Begin Entries
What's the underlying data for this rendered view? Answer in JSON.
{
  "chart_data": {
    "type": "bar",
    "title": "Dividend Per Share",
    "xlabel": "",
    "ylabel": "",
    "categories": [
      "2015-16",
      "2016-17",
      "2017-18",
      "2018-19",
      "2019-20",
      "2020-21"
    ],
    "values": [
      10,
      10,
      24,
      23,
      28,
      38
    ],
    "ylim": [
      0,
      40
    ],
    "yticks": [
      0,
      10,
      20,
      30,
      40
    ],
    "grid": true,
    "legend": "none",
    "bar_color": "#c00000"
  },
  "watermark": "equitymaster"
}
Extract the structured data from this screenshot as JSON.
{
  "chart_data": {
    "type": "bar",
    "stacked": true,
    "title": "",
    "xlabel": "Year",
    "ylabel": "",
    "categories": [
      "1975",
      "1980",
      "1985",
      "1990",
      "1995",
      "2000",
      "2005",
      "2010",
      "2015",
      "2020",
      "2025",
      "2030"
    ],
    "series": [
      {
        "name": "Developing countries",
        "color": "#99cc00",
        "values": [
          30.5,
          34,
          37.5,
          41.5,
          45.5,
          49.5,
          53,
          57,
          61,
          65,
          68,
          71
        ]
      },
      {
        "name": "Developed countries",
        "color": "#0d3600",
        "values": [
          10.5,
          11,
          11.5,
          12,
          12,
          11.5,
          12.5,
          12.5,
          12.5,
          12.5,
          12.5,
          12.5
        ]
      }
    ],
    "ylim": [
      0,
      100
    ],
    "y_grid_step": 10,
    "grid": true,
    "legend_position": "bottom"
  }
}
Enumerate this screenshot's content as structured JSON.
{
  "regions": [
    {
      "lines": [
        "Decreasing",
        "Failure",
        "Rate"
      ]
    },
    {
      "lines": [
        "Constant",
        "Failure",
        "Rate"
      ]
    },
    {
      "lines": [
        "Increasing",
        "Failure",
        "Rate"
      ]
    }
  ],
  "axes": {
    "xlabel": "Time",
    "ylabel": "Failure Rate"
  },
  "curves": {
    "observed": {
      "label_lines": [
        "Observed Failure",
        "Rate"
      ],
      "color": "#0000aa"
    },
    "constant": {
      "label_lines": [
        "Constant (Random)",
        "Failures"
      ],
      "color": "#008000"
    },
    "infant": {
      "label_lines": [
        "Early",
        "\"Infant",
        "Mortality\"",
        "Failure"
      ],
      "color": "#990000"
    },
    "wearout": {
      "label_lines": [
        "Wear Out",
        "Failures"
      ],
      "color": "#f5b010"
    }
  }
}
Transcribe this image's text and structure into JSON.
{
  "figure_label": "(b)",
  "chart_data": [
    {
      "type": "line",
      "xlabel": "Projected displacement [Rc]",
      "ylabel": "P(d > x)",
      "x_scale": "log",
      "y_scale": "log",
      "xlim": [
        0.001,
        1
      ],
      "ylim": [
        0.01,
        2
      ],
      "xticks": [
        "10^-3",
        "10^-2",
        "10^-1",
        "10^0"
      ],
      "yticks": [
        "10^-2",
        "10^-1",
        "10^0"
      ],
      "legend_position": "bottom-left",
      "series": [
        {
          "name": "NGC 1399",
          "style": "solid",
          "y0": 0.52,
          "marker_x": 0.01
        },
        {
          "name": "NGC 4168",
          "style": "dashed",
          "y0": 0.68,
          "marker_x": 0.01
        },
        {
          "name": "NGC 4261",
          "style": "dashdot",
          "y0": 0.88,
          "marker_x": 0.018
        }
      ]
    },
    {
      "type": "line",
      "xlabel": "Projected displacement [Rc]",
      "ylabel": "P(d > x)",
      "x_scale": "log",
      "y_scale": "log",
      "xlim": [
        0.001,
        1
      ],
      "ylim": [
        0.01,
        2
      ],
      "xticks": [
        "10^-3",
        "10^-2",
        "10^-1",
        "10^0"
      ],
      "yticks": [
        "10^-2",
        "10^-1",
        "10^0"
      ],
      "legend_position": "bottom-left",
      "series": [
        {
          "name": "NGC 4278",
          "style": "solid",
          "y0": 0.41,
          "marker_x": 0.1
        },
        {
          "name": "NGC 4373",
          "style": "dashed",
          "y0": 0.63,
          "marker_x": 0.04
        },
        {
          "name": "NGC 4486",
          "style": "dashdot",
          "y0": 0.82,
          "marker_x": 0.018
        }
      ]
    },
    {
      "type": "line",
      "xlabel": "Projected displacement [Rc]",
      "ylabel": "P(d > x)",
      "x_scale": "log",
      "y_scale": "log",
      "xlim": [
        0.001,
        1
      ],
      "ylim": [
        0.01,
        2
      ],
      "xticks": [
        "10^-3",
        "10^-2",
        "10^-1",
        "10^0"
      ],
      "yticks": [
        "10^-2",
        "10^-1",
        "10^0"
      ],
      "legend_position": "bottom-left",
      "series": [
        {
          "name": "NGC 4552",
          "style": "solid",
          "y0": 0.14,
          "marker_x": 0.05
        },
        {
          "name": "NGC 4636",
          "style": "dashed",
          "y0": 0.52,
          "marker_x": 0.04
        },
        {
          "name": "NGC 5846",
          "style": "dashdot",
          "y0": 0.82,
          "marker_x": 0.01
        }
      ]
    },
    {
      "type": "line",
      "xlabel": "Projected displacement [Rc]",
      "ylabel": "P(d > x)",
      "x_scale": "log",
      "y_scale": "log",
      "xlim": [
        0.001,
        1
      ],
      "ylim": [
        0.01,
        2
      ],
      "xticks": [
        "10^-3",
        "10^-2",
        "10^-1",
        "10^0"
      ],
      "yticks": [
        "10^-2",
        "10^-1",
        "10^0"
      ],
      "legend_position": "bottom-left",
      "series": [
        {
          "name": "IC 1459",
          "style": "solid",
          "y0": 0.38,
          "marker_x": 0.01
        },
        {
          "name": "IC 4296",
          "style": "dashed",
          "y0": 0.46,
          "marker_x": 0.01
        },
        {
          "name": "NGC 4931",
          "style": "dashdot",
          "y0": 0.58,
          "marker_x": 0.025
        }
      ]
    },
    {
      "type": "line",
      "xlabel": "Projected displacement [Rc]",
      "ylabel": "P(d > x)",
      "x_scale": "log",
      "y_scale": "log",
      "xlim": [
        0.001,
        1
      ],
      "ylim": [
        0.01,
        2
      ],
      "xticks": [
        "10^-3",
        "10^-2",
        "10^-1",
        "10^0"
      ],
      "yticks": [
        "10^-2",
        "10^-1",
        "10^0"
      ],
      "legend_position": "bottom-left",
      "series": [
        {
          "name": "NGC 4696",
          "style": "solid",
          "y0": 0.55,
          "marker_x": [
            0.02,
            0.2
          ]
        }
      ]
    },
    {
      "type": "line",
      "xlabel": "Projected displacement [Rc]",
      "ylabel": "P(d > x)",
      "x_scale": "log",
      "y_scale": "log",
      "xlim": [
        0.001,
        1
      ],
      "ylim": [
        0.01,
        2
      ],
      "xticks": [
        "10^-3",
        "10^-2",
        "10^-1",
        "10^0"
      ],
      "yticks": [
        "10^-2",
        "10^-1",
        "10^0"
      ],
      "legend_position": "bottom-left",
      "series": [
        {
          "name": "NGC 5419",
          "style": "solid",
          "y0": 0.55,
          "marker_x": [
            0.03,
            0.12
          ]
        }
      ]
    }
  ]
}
End Entries
### Directions for this task
Write all of the records out again exactly.

### Solution to this task
What's the underlying data for this rendered view? Answer in JSON.
{
  "chart_data": {
    "type": "bar",
    "title": "Dividend Per Share",
    "xlabel": "",
    "ylabel": "",
    "categories": [
      "2015-16",
      "2016-17",
      "2017-18",
      "2018-19",
      "2019-20",
      "2020-21"
    ],
    "values": [
      10,
      10,
      24,
      23,
      28,
      38
    ],
    "ylim": [
      0,
      40
    ],
    "yticks": [
      0,
      10,
      20,
      30,
      40
    ],
    "grid": true,
    "legend": "none",
    "bar_color": "#c00000"
  },
  "watermark": "equitymaster"
}
Extract the structured data from this screenshot as JSON.
{
  "chart_data": {
    "type": "bar",
    "stacked": true,
    "title": "",
    "xlabel": "Year",
    "ylabel": "",
    "categories": [
      "1975",
      "1980",
      "1985",
      "1990",
      "1995",
      "2000",
      "2005",
      "2010",
      "2015",
      "2020",
      "2025",
      "2030"
    ],
    "series": [
      {
        "name": "Developing countries",
        "color": "#99cc00",
        "values": [
          30.5,
          34,
          37.5,
          41.5,
          45.5,
          49.5,
          53,
          57,
          61,
          65,
          68,
          71
        ]
      },
      {
        "name": "Developed countries",
        "color": "#0d3600",
        "values": [
          10.5,
          11,
          11.5,
          12,
          12,
          11.5,
          12.5,
          12.5,
          12.5,
          12.5,
          12.5,
          12.5
        ]
      }
    ],
    "ylim": [
      0,
      100
    ],
    "y_grid_step": 10,
    "grid": true,
    "legend_position": "bottom"
  }
}
Enumerate this screenshot's content as structured JSON.
{
  "regions": [
    {
      "lines": [
        "Decreasing",
        "Failure",
        "Rate"
      ]
    },
    {
      "lines": [
        "Constant",
        "Failure",
        "Rate"
      ]
    },
    {
      "lines": [
        "Increasing",
        "Failure",
        "Rate"
      ]
    }
  ],
  "axes": {
    "xlabel": "Time",
    "ylabel": "Failure Rate"
  },
  "curves": {
    "observed": {
      "label_lines": [
        "Observed Failure",
        "Rate"
      ],
      "color": "#0000aa"
    },
    "constant": {
      "label_lines": [
        "Constant (Random)",
        "Failures"
      ],
      "color": "#008000"
    },
    "infant": {
      "label_lines": [
        "Early",
        "\"Infant",
        "Mortality\"",
        "Failure"
      ],
      "color": "#990000"
    },
    "wearout": {
      "label_lines": [
        "Wear Out",
        "Failures"
      ],
      "color": "#f5b010"
    }
  }
}
Transcribe this image's text and structure into JSON.
{
  "figure_label": "(b)",
  "chart_data": [
    {
      "type": "line",
      "xlabel": "Projected displacement [Rc]",
      "ylabel": "P(d > x)",
      "x_scale": "log",
      "y_scale": "log",
      "xlim": [
        0.001,
        1
      ],
      "ylim": [
        0.01,
        2
      ],
      "xticks": [
        "10^-3",
        "10^-2",
        "10^-1",
        "10^0"
      ],
      "yticks": [
        "10^-2",
        "10^-1",
        "10^0"
      ],
      "legend_position": "bottom-left",
      "series": [
        {
          "name": "NGC 1399",
          "style": "solid",
          "y0": 0.52,
          "marker_x": 0.01
        },
        {
          "name": "NGC 4168",
          "style": "dashed",
          "y0": 0.68,
          "marker_x": 0.01
        },
        {
          "name": "NGC 4261",
          "style": "dashdot",
          "y0": 0.88,
          "marker_x": 0.018
        }
      ]
    },
    {
      "type": "line",
      "xlabel": "Projected displacement [Rc]",
      "ylabel": "P(d > x)",
      "x_scale": "log",
      "y_scale": "log",
      "xlim": [
        0.001,
        1
      ],
      "ylim": [
        0.01,
        2
      ],
      "xticks": [
        "10^-3",
        "10^-2",
        "10^-1",
        "10^0"
      ],
      "yticks": [
        "10^-2",
        "10^-1",
        "10^0"
      ],
      "legend_position": "bottom-left",
      "series": [
        {
          "name": "NGC 4278",
          "style": "solid",
          "y0": 0.41,
          "marker_x": 0.1
        },
        {
          "name": "NGC 4373",
          "style": "dashed",
          "y0": 0.63,
          "marker_x": 0.04
        },
        {
          "name": "NGC 4486",
          "style": "dashdot",
          "y0": 0.82,
          "marker_x": 0.018
        }
      ]
    },
    {
      "type": "line",
      "xlabel": "Projected displacement [Rc]",
      "ylabel": "P(d > x)",
      "x_scale": "log",
      "y_scale": "log",
      "xlim": [
        0.001,
        1
      ],
      "ylim": [
        0.01,
        2
      ],
      "xticks": [
        "10^-3",
        "10^-2",
        "10^-1",
        "10^0"
      ],
      "yticks": [
        "10^-2",
        "10^-1",
        "10^0"
      ],
      "legend_position": "bottom-left",
      "series": [
        {
          "name": "NGC 4552",
          "style": "solid",
          "y0": 0.14,
          "marker_x": 0.05
        },
        {
          "name": "NGC 4636",
          "style": "dashed",
          "y0": 0.52,
          "marker_x": 0.04
        },
        {
          "name": "NGC 5846",
          "style": "dashdot",
          "y0": 0.82,
          "marker_x": 0.01
        }
      ]
    },
    {
      "type": "line",
      "xlabel": "Projected displacement [Rc]",
      "ylabel": "P(d > x)",
      "x_scale": "log",
      "y_scale": "log",
      "xlim": [
        0.001,
        1
      ],
      "ylim": [
        0.01,
        2
      ],
      "xticks": [
        "10^-3",
        "10^-2",
        "10^-1",
        "10^0"
      ],
      "yticks": [
        "10^-2",
        "10^-1",
        "10^0"
      ],
      "legend_position": "bottom-left",
      "series": [
        {
          "name": "IC 1459",
          "style": "solid",
          "y0": 0.38,
          "marker_x": 0.01
        },
        {
          "name": "IC 4296",
          "style": "dashed",
          "y0": 0.46,
          "marker_x": 0.01
        },
        {
          "name": "NGC 4931",
          "style": "dashdot",
          "y0": 0.58,
          "marker_x": 0.025
        }
      ]
    },
    {
      "type": "line",
      "xlabel": "Projected displacement [Rc]",
      "ylabel": "P(d > x)",
      "x_scale": "log",
      "y_scale": "log",
      "xlim": [
        0.001,
        1
      ],
      "ylim": [
        0.01,
        2
      ],
      "xticks": [
        "10^-3",
        "10^-2",
        "10^-1",
        "10^0"
      ],
      "yticks": [
        "10^-2",
        "10^-1",
        "10^0"
      ],
      "legend_position": "bottom-left",
      "series": [
        {
          "name": "NGC 4696",
          "style": "solid",
          "y0": 0.55,
          "marker_x": [
            0.02,
            0.2
          ]
        }
      ]
    },
    {
      "type": "line",
      "xlabel": "Projected displacement [Rc]",
      "ylabel": "P(d > x)",
      "x_scale": "log",
      "y_scale": "log",
      "xlim": [
        0.001,
        1
      ],
      "ylim": [
        0.01,
        2
      ],
      "xticks": [
        "10^-3",
        "10^-2",
        "10^-1",
        "10^0"
      ],
      "yticks": [
        "10^-2",
        "10^-1",
        "10^0"
      ],
      "legend_position": "bottom-left",
      "series": [
        {
          "name": "NGC 5419",
          "style": "solid",
          "y0": 0.55,
          "marker_x": [
            0.03,
            0.12
          ]
        }
      ]
    }
  ]
}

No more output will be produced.